[Short exercise]
Produce an exact copy of all the records.
───── Source data ─────
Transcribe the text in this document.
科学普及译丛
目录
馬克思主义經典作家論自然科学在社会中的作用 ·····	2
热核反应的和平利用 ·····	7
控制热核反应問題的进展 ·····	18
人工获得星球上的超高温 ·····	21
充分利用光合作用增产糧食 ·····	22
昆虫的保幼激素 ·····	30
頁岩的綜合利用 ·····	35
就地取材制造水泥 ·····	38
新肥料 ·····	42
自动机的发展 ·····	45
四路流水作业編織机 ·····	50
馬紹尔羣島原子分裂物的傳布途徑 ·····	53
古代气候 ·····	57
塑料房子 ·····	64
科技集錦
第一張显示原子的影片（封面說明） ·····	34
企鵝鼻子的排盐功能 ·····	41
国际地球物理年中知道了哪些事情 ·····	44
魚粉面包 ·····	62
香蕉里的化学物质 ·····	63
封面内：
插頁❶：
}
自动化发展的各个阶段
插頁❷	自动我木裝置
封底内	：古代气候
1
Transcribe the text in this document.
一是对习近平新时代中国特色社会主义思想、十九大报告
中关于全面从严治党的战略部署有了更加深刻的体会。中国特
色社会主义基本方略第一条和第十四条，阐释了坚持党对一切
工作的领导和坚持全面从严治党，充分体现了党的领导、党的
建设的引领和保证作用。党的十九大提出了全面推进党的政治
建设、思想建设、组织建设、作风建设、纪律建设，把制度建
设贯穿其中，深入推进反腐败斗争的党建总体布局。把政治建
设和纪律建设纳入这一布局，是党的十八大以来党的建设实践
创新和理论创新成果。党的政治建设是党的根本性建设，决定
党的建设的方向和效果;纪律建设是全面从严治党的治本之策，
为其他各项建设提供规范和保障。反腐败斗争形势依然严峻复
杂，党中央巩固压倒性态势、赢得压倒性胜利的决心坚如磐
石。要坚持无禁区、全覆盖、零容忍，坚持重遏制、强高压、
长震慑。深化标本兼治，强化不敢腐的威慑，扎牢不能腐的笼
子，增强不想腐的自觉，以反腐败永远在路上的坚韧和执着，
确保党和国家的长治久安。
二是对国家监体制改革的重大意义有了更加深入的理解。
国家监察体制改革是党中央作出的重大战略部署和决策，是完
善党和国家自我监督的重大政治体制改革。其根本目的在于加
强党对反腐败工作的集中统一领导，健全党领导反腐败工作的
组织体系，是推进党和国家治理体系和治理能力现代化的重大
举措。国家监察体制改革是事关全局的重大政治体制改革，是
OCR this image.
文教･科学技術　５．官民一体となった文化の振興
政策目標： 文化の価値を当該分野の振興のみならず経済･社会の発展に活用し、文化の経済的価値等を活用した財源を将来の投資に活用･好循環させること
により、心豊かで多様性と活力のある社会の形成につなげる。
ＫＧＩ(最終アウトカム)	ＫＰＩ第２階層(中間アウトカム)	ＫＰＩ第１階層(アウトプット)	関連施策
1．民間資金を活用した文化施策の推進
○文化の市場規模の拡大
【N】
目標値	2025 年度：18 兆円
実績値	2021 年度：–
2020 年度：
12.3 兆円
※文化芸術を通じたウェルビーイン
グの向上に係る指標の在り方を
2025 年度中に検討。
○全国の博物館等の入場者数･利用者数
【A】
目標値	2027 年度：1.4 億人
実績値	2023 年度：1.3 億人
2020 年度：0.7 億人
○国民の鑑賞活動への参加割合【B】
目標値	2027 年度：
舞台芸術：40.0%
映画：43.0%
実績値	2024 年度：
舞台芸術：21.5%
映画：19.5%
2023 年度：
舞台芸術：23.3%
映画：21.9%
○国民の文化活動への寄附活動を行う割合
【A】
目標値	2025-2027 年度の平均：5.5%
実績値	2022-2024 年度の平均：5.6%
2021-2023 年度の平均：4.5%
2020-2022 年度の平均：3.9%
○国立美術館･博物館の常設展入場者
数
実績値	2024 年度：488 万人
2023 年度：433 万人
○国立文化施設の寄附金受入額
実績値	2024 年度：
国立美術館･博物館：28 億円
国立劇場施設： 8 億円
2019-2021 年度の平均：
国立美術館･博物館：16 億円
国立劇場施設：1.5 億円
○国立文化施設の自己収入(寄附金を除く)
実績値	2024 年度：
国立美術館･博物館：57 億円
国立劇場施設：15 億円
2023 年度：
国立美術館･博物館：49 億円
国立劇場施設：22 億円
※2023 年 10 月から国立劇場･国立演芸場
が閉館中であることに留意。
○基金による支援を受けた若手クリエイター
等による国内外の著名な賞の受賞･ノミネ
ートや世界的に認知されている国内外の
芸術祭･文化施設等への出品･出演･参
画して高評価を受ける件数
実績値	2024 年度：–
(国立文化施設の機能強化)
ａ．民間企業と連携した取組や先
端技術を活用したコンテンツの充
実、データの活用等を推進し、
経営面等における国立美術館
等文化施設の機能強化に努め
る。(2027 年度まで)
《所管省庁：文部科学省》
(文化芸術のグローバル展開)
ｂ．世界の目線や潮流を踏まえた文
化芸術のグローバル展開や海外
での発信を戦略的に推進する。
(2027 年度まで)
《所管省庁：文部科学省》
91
─────
[Solution below]
Transcribe the text in this document.
科学普及译丛
目录
馬克思主义經典作家論自然科学在社会中的作用 ·····	2
热核反应的和平利用 ·····	7
控制热核反应問題的进展 ·····	18
人工获得星球上的超高温 ·····	21
充分利用光合作用增产糧食 ·····	22
昆虫的保幼激素 ·····	30
頁岩的綜合利用 ·····	35
就地取材制造水泥 ·····	38
新肥料 ·····	42
自动机的发展 ·····	45
四路流水作业編織机 ·····	50
馬紹尔羣島原子分裂物的傳布途徑 ·····	53
古代气候 ·····	57
塑料房子 ·····	64
科技集錦
第一張显示原子的影片（封面說明） ·····	34
企鵝鼻子的排盐功能 ·····	41
国际地球物理年中知道了哪些事情 ·····	44
魚粉面包 ·····	62
香蕉里的化学物质 ·····	63
封面内：
插頁❶：
}
自动化发展的各个阶段
插頁❷	自动我木裝置
封底内	：古代气候
1
Transcribe the text in this document.
一是对习近平新时代中国特色社会主义思想、十九大报告
中关于全面从严治党的战略部署有了更加深刻的体会。中国特
色社会主义基本方略第一条和第十四条，阐释了坚持党对一切
工作的领导和坚持全面从严治党，充分体现了党的领导、党的
建设的引领和保证作用。党的十九大提出了全面推进党的政治
建设、思想建设、组织建设、作风建设、纪律建设，把制度建
设贯穿其中，深入推进反腐败斗争的党建总体布局。把政治建
设和纪律建设纳入这一布局，是党的十八大以来党的建设实践
创新和理论创新成果。党的政治建设是党的根本性建设，决定
党的建设的方向和效果;纪律建设是全面从严治党的治本之策，
为其他各项建设提供规范和保障。反腐败斗争形势依然严峻复
杂，党中央巩固压倒性态势、赢得压倒性胜利的决心坚如磐
石。要坚持无禁区、全覆盖、零容忍，坚持重遏制、强高压、
长震慑。深化标本兼治，强化不敢腐的威慑，扎牢不能腐的笼
子，增强不想腐的自觉，以反腐败永远在路上的坚韧和执着，
确保党和国家的长治久安。
二是对国家监体制改革的重大意义有了更加深入的理解。
国家监察体制改革是党中央作出的重大战略部署和决策，是完
善党和国家自我监督的重大政治体制改革。其根本目的在于加
强党对反腐败工作的集中统一领导，健全党领导反腐败工作的
组织体系，是推进党和国家治理体系和治理能力现代化的重大
举措。国家监察体制改革是事关全局的重大政治体制改革，是
OCR this image.
文教･科学技術　５．官民一体となった文化の振興
政策目標： 文化の価値を当該分野の振興のみならず経済･社会の発展に活用し、文化の経済的価値等を活用した財源を将来の投資に活用･好循環させること
により、心豊かで多様性と活力のある社会の形成につなげる。
ＫＧＩ(最終アウトカム)	ＫＰＩ第２階層(中間アウトカム)	ＫＰＩ第１階層(アウトプット)	関連施策
1．民間資金を活用した文化施策の推進
○文化の市場規模の拡大
【N】
目標値	2025 年度：18 兆円
実績値	2021 年度：–
2020 年度：
12.3 兆円
※文化芸術を通じたウェルビーイン
グの向上に係る指標の在り方を
2025 年度中に検討。
○全国の博物館等の入場者数･利用者数
【A】
目標値	2027 年度：1.4 億人
実績値	2023 年度：1.3 億人
2020 年度：0.7 億人
○国民の鑑賞活動への参加割合【B】
目標値	2027 年度：
舞台芸術：40.0%
映画：43.0%
実績値	2024 年度：
舞台芸術：21.5%
映画：19.5%
2023 年度：
舞台芸術：23.3%
映画：21.9%
○国民の文化活動への寄附活動を行う割合
【A】
目標値	2025-2027 年度の平均：5.5%
実績値	2022-2024 年度の平均：5.6%
2021-2023 年度の平均：4.5%
2020-2022 年度の平均：3.9%
○国立美術館･博物館の常設展入場者
数
実績値	2024 年度：488 万人
2023 年度：433 万人
○国立文化施設の寄附金受入額
実績値	2024 年度：
国立美術館･博物館：28 億円
国立劇場施設： 8 億円
2019-2021 年度の平均：
国立美術館･博物館：16 億円
国立劇場施設：1.5 億円
○国立文化施設の自己収入(寄附金を除く)
実績値	2024 年度：
国立美術館･博物館：57 億円
国立劇場施設：15 億円
2023 年度：
国立美術館･博物館：49 億円
国立劇場施設：22 億円
※2023 年 10 月から国立劇場･国立演芸場
が閉館中であることに留意。
○基金による支援を受けた若手クリエイター
等による国内外の著名な賞の受賞･ノミネ
ートや世界的に認知されている国内外の
芸術祭･文化施設等への出品･出演･参
画して高評価を受ける件数
実績値	2024 年度：–
(国立文化施設の機能強化)
ａ．民間企業と連携した取組や先
端技術を活用したコンテンツの充
実、データの活用等を推進し、
経営面等における国立美術館
等文化施設の機能強化に努め
る。(2027 年度まで)
《所管省庁：文部科学省》
(文化芸術のグローバル展開)
ｂ．世界の目線や潮流を踏まえた文
化芸術のグローバル展開や海外
での発信を戦略的に推進する。
(2027 年度まで)
《所管省庁：文部科学省》
91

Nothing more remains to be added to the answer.